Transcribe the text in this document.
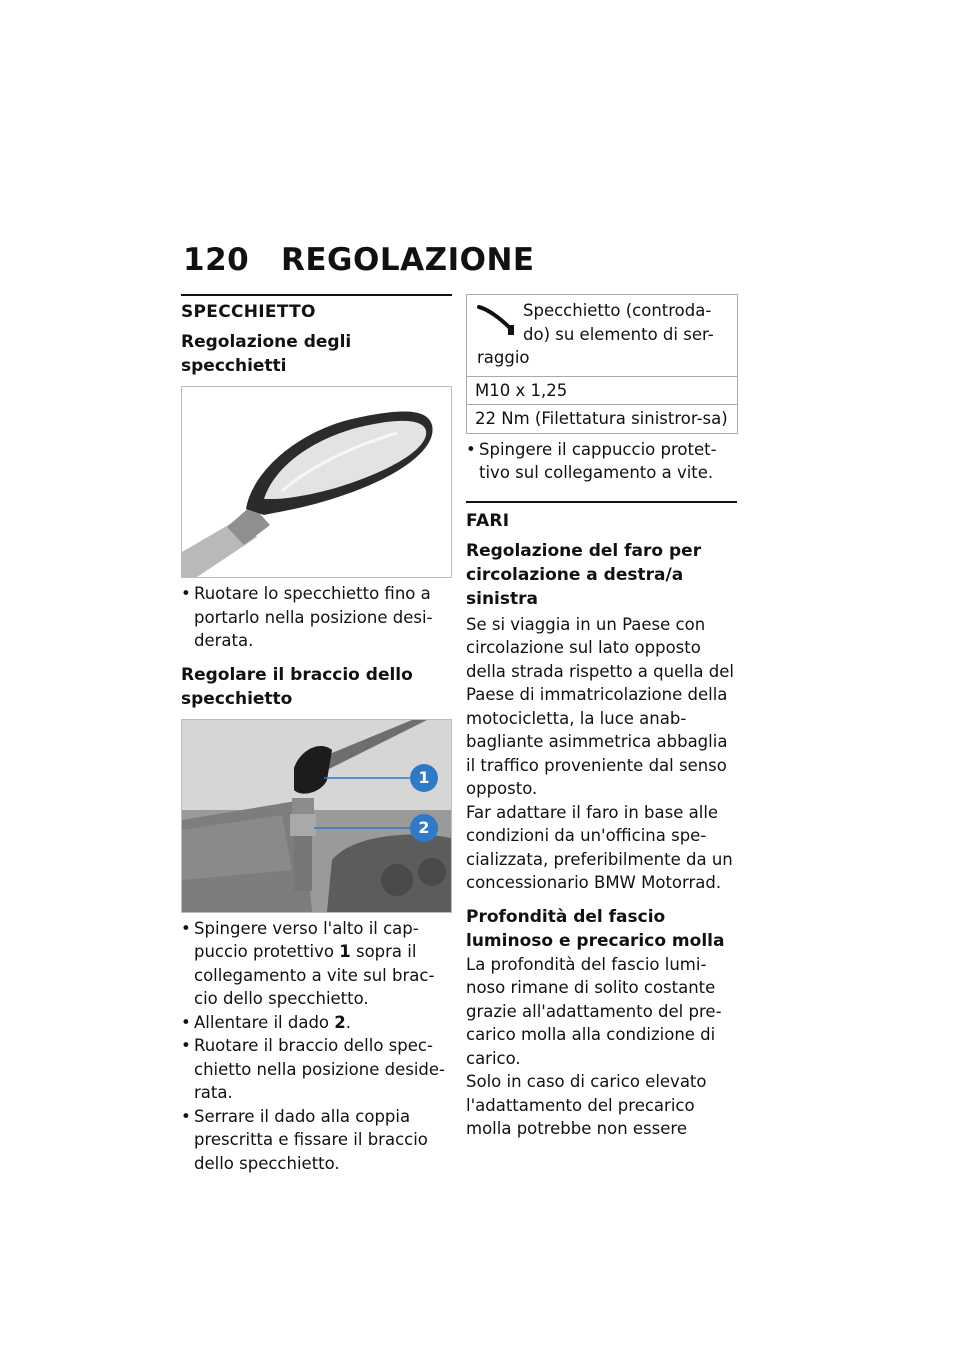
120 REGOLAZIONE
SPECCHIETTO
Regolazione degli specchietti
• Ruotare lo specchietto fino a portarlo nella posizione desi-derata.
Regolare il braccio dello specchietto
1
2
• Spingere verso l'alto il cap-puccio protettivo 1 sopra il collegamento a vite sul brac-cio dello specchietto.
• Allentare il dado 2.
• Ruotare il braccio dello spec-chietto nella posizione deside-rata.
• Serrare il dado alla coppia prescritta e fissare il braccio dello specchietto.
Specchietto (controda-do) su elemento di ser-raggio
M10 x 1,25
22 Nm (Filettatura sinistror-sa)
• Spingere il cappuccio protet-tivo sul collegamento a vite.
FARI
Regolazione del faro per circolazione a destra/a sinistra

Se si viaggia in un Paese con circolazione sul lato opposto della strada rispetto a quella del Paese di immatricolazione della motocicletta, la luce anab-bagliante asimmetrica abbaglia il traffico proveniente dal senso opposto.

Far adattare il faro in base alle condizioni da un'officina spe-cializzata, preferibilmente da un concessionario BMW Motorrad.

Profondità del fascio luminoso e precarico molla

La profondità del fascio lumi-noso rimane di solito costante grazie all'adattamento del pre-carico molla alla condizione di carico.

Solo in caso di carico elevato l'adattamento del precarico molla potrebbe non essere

--

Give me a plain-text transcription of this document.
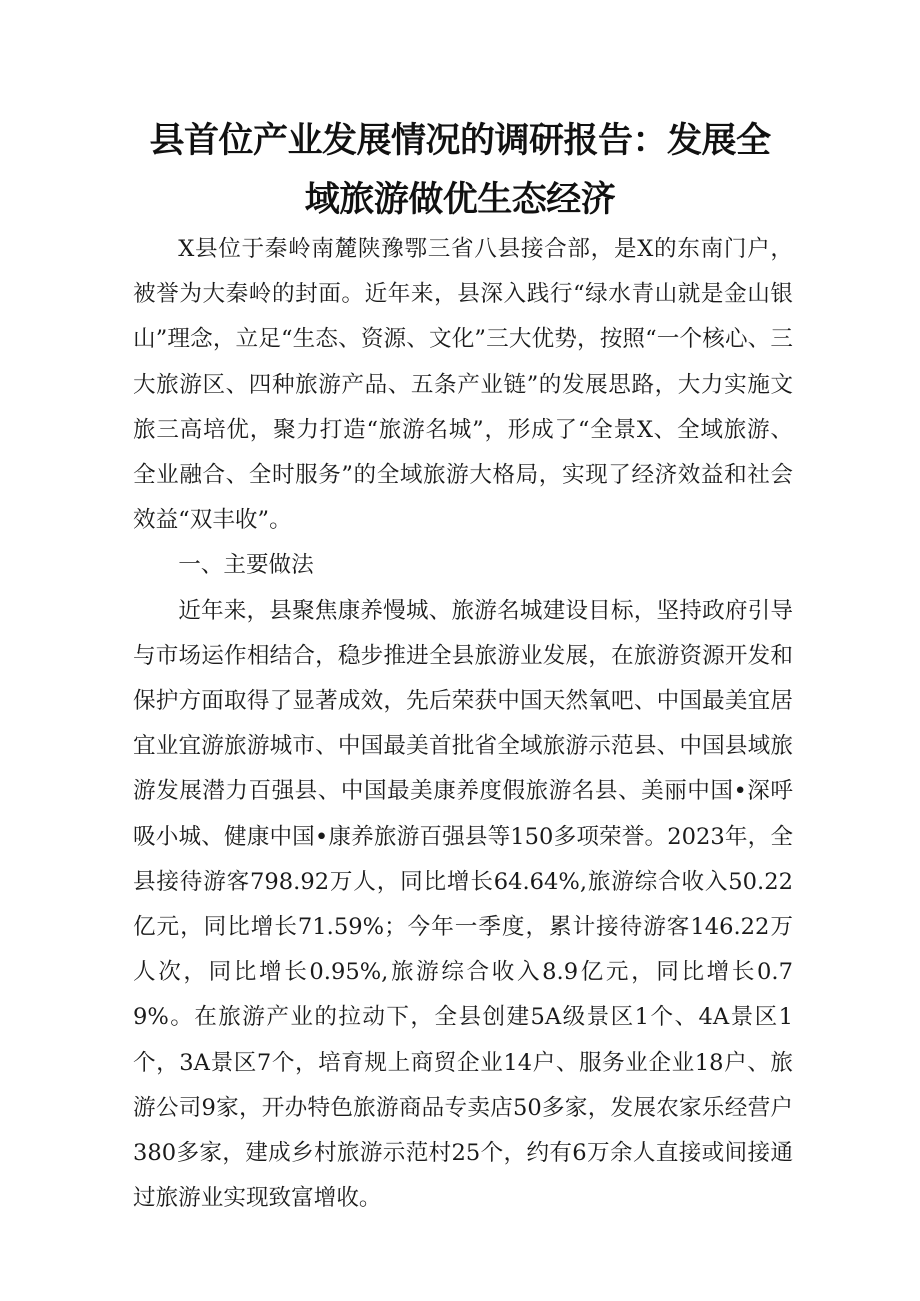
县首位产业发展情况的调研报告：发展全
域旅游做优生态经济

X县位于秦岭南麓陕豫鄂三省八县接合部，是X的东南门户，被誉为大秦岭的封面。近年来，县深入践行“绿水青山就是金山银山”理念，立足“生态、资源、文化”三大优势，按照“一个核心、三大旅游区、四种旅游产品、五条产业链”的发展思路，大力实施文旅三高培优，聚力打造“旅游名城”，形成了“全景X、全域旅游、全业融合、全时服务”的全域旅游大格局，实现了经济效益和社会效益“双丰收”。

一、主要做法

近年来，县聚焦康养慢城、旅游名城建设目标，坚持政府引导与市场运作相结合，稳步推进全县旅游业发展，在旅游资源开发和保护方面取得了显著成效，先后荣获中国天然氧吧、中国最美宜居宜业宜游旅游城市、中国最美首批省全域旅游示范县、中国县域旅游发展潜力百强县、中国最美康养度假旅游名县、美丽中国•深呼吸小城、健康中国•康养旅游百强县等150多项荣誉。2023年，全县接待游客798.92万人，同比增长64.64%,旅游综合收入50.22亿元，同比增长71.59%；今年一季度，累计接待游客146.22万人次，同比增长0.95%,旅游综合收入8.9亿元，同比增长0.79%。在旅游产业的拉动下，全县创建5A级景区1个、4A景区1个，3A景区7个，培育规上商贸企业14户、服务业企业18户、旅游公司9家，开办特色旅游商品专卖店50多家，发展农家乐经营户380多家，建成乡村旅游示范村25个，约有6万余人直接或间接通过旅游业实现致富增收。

## THE EXERCISE
What is the number of lines that contain "fascio"? Reply with that number alone.

## WORKED SOLUTION
2